## start
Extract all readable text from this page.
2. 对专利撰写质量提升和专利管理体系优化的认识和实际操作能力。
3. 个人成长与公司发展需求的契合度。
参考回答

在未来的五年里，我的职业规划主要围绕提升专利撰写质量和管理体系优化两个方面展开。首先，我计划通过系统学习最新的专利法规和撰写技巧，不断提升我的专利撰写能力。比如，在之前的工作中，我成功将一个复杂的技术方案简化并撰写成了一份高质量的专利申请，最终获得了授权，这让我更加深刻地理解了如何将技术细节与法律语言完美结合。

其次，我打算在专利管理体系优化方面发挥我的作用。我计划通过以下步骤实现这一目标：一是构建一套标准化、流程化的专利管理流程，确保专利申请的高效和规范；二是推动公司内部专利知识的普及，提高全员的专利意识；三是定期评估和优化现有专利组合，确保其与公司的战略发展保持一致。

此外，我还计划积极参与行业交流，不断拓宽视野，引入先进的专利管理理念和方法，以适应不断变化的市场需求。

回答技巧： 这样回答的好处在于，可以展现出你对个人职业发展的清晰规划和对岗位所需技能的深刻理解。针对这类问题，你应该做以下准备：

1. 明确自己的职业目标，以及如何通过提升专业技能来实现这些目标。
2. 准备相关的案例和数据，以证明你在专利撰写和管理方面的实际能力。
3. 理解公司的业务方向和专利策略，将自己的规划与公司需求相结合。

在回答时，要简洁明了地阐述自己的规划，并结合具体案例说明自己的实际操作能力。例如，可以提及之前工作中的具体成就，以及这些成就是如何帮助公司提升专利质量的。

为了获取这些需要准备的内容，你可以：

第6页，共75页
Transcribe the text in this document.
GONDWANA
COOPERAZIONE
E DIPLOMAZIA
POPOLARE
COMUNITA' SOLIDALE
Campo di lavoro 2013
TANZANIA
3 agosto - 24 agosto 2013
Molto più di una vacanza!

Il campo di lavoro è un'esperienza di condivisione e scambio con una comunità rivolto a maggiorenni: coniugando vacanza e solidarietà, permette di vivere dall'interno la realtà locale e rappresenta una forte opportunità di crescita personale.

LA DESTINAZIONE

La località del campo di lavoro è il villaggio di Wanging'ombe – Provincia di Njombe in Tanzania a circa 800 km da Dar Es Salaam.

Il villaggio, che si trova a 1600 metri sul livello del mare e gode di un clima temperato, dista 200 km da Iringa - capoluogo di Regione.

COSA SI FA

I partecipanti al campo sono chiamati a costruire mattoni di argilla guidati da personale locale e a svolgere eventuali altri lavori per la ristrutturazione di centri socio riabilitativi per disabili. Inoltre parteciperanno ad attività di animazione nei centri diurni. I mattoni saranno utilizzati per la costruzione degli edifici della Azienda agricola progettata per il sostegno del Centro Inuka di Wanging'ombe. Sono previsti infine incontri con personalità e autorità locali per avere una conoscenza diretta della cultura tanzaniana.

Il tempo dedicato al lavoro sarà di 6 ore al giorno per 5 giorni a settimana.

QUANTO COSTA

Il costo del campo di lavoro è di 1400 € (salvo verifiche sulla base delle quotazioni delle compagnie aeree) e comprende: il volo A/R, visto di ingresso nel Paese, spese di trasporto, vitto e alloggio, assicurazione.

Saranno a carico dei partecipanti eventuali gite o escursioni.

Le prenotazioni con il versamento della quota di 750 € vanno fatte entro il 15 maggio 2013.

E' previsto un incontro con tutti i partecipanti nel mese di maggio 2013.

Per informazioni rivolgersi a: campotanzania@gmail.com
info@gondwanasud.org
## end
• _Exercise description_
Check each line of the data above for the word "vacanza" and say how many lines contain it, giving nothing besides the number.

• _Answer to the problem_
2